[Figure record listings]
# # # # #
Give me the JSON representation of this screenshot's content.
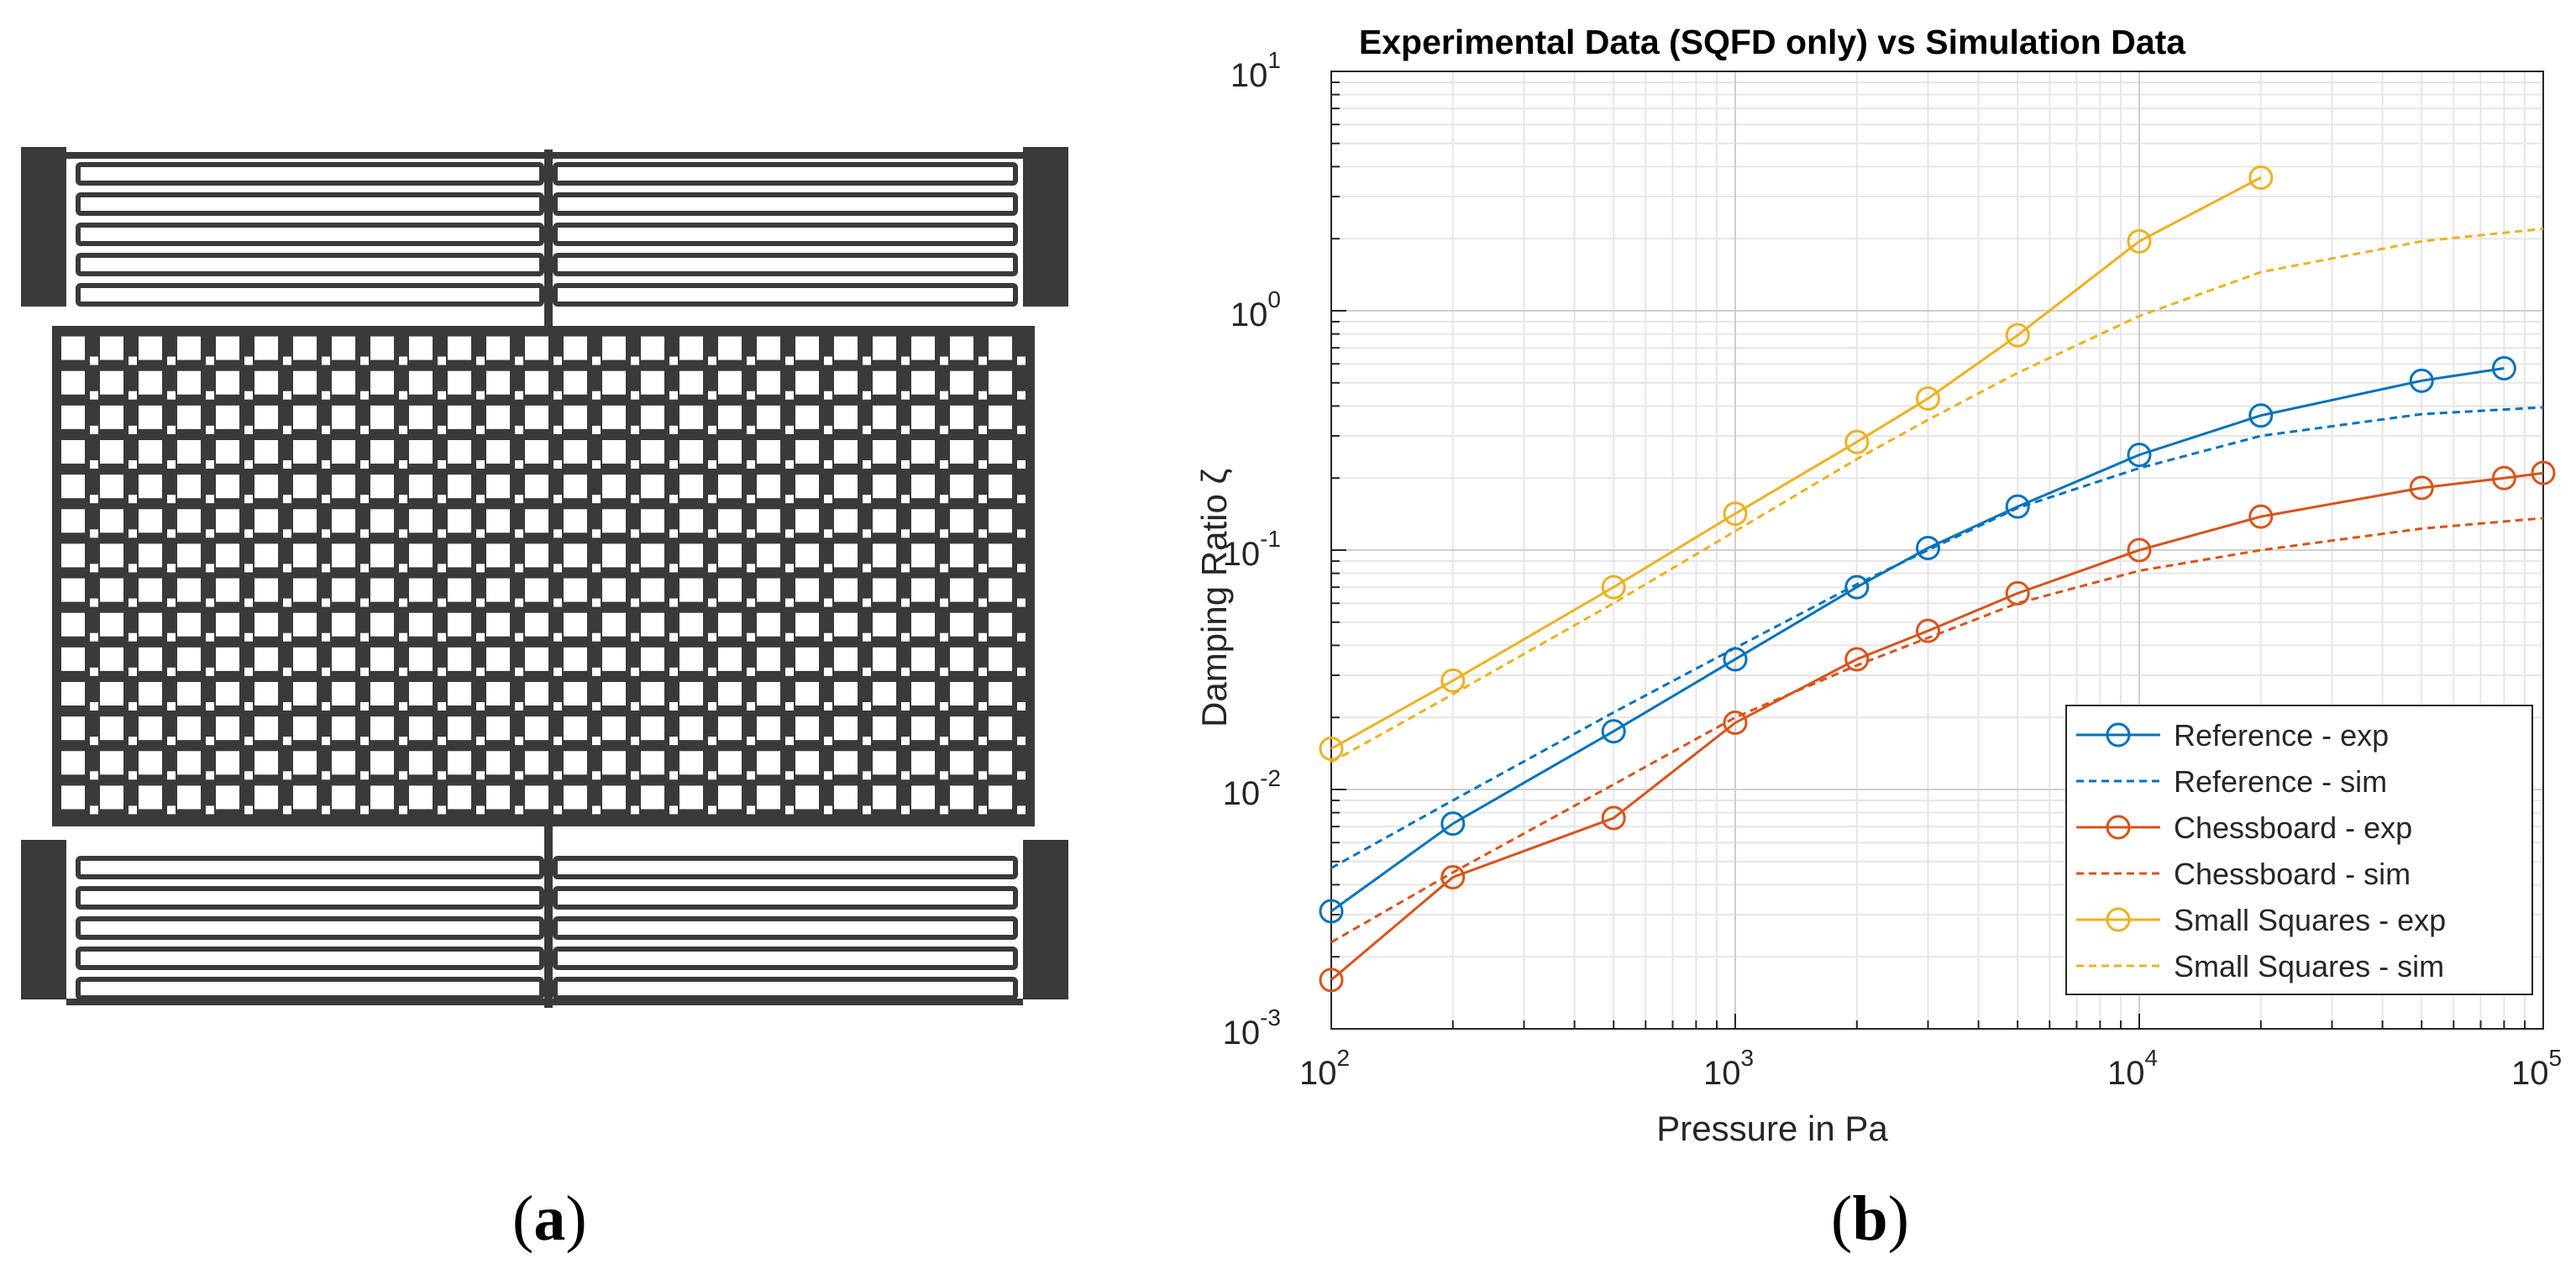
{
  "panel_labels": {
    "a": {
      "open": "(",
      "letter": "a",
      "close": ")"
    },
    "b": {
      "open": "(",
      "letter": "b",
      "close": ")"
    }
  },
  "figure_a": {
    "description_name": "MEMS perforated plate",
    "plate_grid": {
      "rows": 14,
      "cols": 25
    },
    "spring_beams_per_side": 5,
    "colors": {
      "structure": "#3a3a3a",
      "background": "#ffffff"
    }
  },
  "chart_data": {
    "type": "line",
    "title": "Experimental Data (SQFD only) vs Simulation Data",
    "xlabel": "Pressure in Pa",
    "ylabel": "Damping Ratio ζ",
    "xscale": "log",
    "yscale": "log",
    "xlim": [
      100,
      100000
    ],
    "ylim": [
      0.001,
      10
    ],
    "x_ticks": [
      {
        "value": 100,
        "base": "10",
        "exp": "2"
      },
      {
        "value": 1000,
        "base": "10",
        "exp": "3"
      },
      {
        "value": 10000,
        "base": "10",
        "exp": "4"
      },
      {
        "value": 100000,
        "base": "10",
        "exp": "5"
      }
    ],
    "y_ticks": [
      {
        "value": 0.001,
        "base": "10",
        "exp": "-3"
      },
      {
        "value": 0.01,
        "base": "10",
        "exp": "-2"
      },
      {
        "value": 0.1,
        "base": "10",
        "exp": "-1"
      },
      {
        "value": 1,
        "base": "10",
        "exp": "0"
      },
      {
        "value": 10,
        "base": "10",
        "exp": "1"
      }
    ],
    "grid": true,
    "legend_position": "bottom-right",
    "series": [
      {
        "name": "Reference - exp",
        "color": "#0072BD",
        "style": "solid",
        "marker": "circle",
        "x": [
          100,
          200,
          500,
          1000,
          2000,
          3000,
          5000,
          10000,
          20000,
          50000,
          80000
        ],
        "y": [
          0.0031,
          0.0072,
          0.0175,
          0.035,
          0.07,
          0.102,
          0.152,
          0.25,
          0.365,
          0.51,
          0.575
        ]
      },
      {
        "name": "Reference - sim",
        "color": "#0072BD",
        "style": "dashed",
        "marker": "none",
        "x": [
          100,
          200,
          500,
          1000,
          2000,
          3000,
          5000,
          10000,
          20000,
          50000,
          100000
        ],
        "y": [
          0.0047,
          0.009,
          0.021,
          0.039,
          0.072,
          0.1,
          0.15,
          0.22,
          0.3,
          0.37,
          0.395
        ]
      },
      {
        "name": "Chessboard - exp",
        "color": "#D95319",
        "style": "solid",
        "marker": "circle",
        "x": [
          100,
          200,
          500,
          1000,
          2000,
          3000,
          5000,
          10000,
          20000,
          50000,
          80000,
          100000
        ],
        "y": [
          0.0016,
          0.0043,
          0.0076,
          0.019,
          0.035,
          0.046,
          0.066,
          0.1,
          0.138,
          0.182,
          0.2,
          0.21
        ]
      },
      {
        "name": "Chessboard - sim",
        "color": "#D95319",
        "style": "dashed",
        "marker": "none",
        "x": [
          100,
          200,
          500,
          1000,
          2000,
          3000,
          5000,
          10000,
          20000,
          50000,
          100000
        ],
        "y": [
          0.0023,
          0.0045,
          0.0105,
          0.02,
          0.033,
          0.043,
          0.06,
          0.082,
          0.1,
          0.123,
          0.136
        ]
      },
      {
        "name": "Small Squares - exp",
        "color": "#EDB120",
        "style": "solid",
        "marker": "circle",
        "x": [
          100,
          200,
          500,
          1000,
          2000,
          3000,
          5000,
          10000,
          20000
        ],
        "y": [
          0.0148,
          0.0285,
          0.07,
          0.142,
          0.283,
          0.43,
          0.79,
          1.95,
          3.6
        ]
      },
      {
        "name": "Small Squares - sim",
        "color": "#EDB120",
        "style": "dashed",
        "marker": "none",
        "x": [
          100,
          200,
          500,
          1000,
          2000,
          3000,
          5000,
          10000,
          20000,
          50000,
          100000
        ],
        "y": [
          0.013,
          0.025,
          0.06,
          0.12,
          0.24,
          0.35,
          0.55,
          0.95,
          1.45,
          1.95,
          2.2
        ]
      }
    ]
  }
}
# # # # #
Job:
Transcribe all of the records above character for character. Exclude the pictures.

Reply to the exercise:
Give me the JSON representation of this screenshot's content.
{
  "panel_labels": {
    "a": {
      "open": "(",
      "letter": "a",
      "close": ")"
    },
    "b": {
      "open": "(",
      "letter": "b",
      "close": ")"
    }
  },
  "figure_a": {
    "description_name": "MEMS perforated plate",
    "plate_grid": {
      "rows": 14,
      "cols": 25
    },
    "spring_beams_per_side": 5,
    "colors": {
      "structure": "#3a3a3a",
      "background": "#ffffff"
    }
  },
  "chart_data": {
    "type": "line",
    "title": "Experimental Data (SQFD only) vs Simulation Data",
    "xlabel": "Pressure in Pa",
    "ylabel": "Damping Ratio ζ",
    "xscale": "log",
    "yscale": "log",
    "xlim": [
      100,
      100000
    ],
    "ylim": [
      0.001,
      10
    ],
    "x_ticks": [
      {
        "value": 100,
        "base": "10",
        "exp": "2"
      },
      {
        "value": 1000,
        "base": "10",
        "exp": "3"
      },
      {
        "value": 10000,
        "base": "10",
        "exp": "4"
      },
      {
        "value": 100000,
        "base": "10",
        "exp": "5"
      }
    ],
    "y_ticks": [
      {
        "value": 0.001,
        "base": "10",
        "exp": "-3"
      },
      {
        "value": 0.01,
        "base": "10",
        "exp": "-2"
      },
      {
        "value": 0.1,
        "base": "10",
        "exp": "-1"
      },
      {
        "value": 1,
        "base": "10",
        "exp": "0"
      },
      {
        "value": 10,
        "base": "10",
        "exp": "1"
      }
    ],
    "grid": true,
    "legend_position": "bottom-right",
    "series": [
      {
        "name": "Reference - exp",
        "color": "#0072BD",
        "style": "solid",
        "marker": "circle",
        "x": [
          100,
          200,
          500,
          1000,
          2000,
          3000,
          5000,
          10000,
          20000,
          50000,
          80000
        ],
        "y": [
          0.0031,
          0.0072,
          0.0175,
          0.035,
          0.07,
          0.102,
          0.152,
          0.25,
          0.365,
          0.51,
          0.575
        ]
      },
      {
        "name": "Reference - sim",
        "color": "#0072BD",
        "style": "dashed",
        "marker": "none",
        "x": [
          100,
          200,
          500,
          1000,
          2000,
          3000,
          5000,
          10000,
          20000,
          50000,
          100000
        ],
        "y": [
          0.0047,
          0.009,
          0.021,
          0.039,
          0.072,
          0.1,
          0.15,
          0.22,
          0.3,
          0.37,
          0.395
        ]
      },
      {
        "name": "Chessboard - exp",
        "color": "#D95319",
        "style": "solid",
        "marker": "circle",
        "x": [
          100,
          200,
          500,
          1000,
          2000,
          3000,
          5000,
          10000,
          20000,
          50000,
          80000,
          100000
        ],
        "y": [
          0.0016,
          0.0043,
          0.0076,
          0.019,
          0.035,
          0.046,
          0.066,
          0.1,
          0.138,
          0.182,
          0.2,
          0.21
        ]
      },
      {
        "name": "Chessboard - sim",
        "color": "#D95319",
        "style": "dashed",
        "marker": "none",
        "x": [
          100,
          200,
          500,
          1000,
          2000,
          3000,
          5000,
          10000,
          20000,
          50000,
          100000
        ],
        "y": [
          0.0023,
          0.0045,
          0.0105,
          0.02,
          0.033,
          0.043,
          0.06,
          0.082,
          0.1,
          0.123,
          0.136
        ]
      },
      {
        "name": "Small Squares - exp",
        "color": "#EDB120",
        "style": "solid",
        "marker": "circle",
        "x": [
          100,
          200,
          500,
          1000,
          2000,
          3000,
          5000,
          10000,
          20000
        ],
        "y": [
          0.0148,
          0.0285,
          0.07,
          0.142,
          0.283,
          0.43,
          0.79,
          1.95,
          3.6
        ]
      },
      {
        "name": "Small Squares - sim",
        "color": "#EDB120",
        "style": "dashed",
        "marker": "none",
        "x": [
          100,
          200,
          500,
          1000,
          2000,
          3000,
          5000,
          10000,
          20000,
          50000,
          100000
        ],
        "y": [
          0.013,
          0.025,
          0.06,
          0.12,
          0.24,
          0.35,
          0.55,
          0.95,
          1.45,
          1.95,
          2.2
        ]
      }
    ]
  }
}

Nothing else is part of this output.